[Items from a data source]
────────────────────

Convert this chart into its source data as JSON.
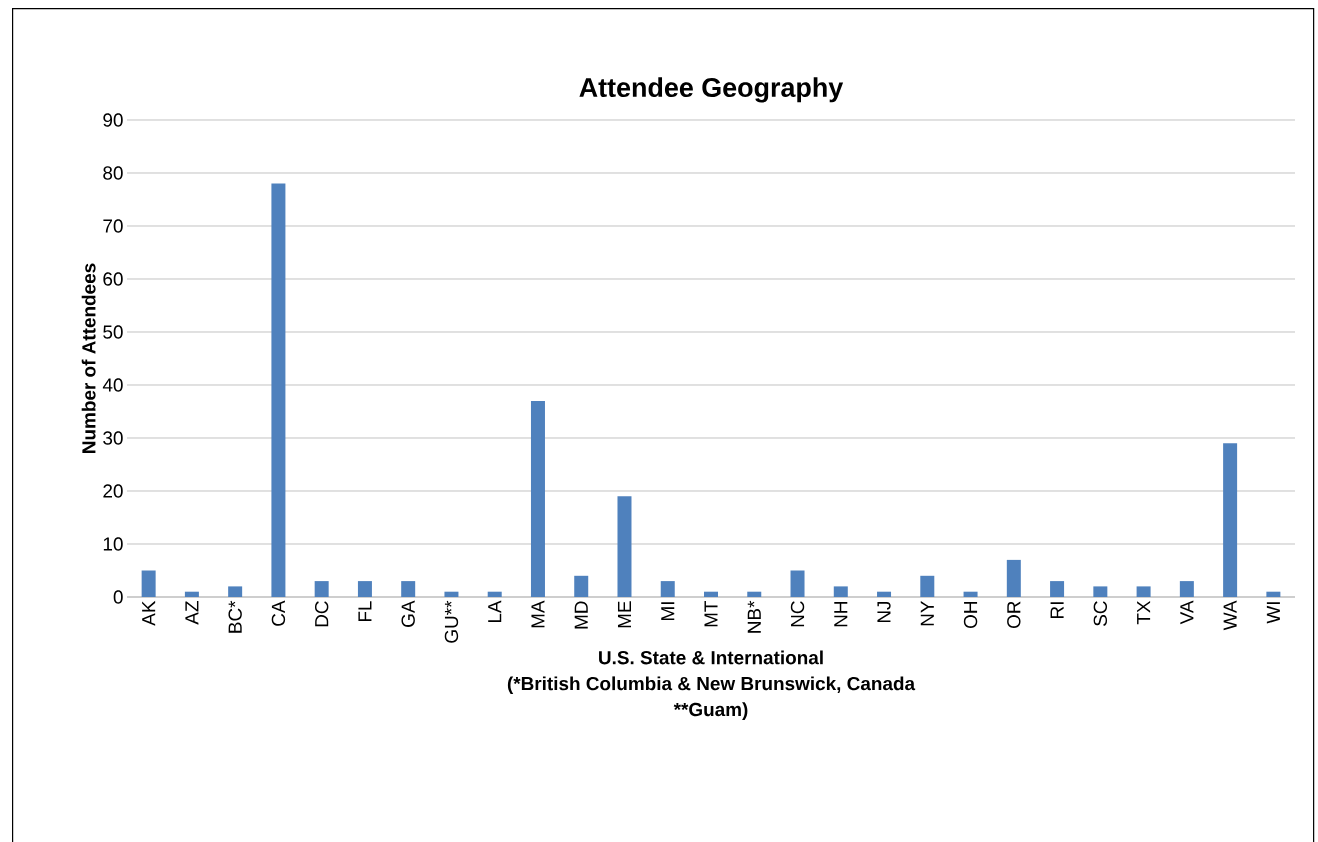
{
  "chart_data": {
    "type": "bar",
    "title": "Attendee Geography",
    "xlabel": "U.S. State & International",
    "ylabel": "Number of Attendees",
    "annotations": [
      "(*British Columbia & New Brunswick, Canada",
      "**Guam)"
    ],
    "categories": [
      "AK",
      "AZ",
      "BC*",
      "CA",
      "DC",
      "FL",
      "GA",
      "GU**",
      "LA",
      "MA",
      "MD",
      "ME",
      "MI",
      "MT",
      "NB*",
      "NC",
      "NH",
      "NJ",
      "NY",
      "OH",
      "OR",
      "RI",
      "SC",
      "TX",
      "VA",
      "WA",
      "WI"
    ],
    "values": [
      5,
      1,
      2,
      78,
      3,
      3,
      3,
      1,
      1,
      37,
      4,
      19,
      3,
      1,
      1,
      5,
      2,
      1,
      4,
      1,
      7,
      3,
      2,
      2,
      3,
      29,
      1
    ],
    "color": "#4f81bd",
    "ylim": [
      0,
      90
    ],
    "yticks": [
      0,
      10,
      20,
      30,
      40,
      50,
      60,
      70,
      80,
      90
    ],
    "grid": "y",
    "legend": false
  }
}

────────────────────

- [What to do]: Take the listing above and print it exactly, apart from the pictures.

- [Correct output]:
Convert this chart into its source data as JSON.
{
  "chart_data": {
    "type": "bar",
    "title": "Attendee Geography",
    "xlabel": "U.S. State & International",
    "ylabel": "Number of Attendees",
    "annotations": [
      "(*British Columbia & New Brunswick, Canada",
      "**Guam)"
    ],
    "categories": [
      "AK",
      "AZ",
      "BC*",
      "CA",
      "DC",
      "FL",
      "GA",
      "GU**",
      "LA",
      "MA",
      "MD",
      "ME",
      "MI",
      "MT",
      "NB*",
      "NC",
      "NH",
      "NJ",
      "NY",
      "OH",
      "OR",
      "RI",
      "SC",
      "TX",
      "VA",
      "WA",
      "WI"
    ],
    "values": [
      5,
      1,
      2,
      78,
      3,
      3,
      3,
      1,
      1,
      37,
      4,
      19,
      3,
      1,
      1,
      5,
      2,
      1,
      4,
      1,
      7,
      3,
      2,
      2,
      3,
      29,
      1
    ],
    "color": "#4f81bd",
    "ylim": [
      0,
      90
    ],
    "yticks": [
      0,
      10,
      20,
      30,
      40,
      50,
      60,
      70,
      80,
      90
    ],
    "grid": "y",
    "legend": false
  }
}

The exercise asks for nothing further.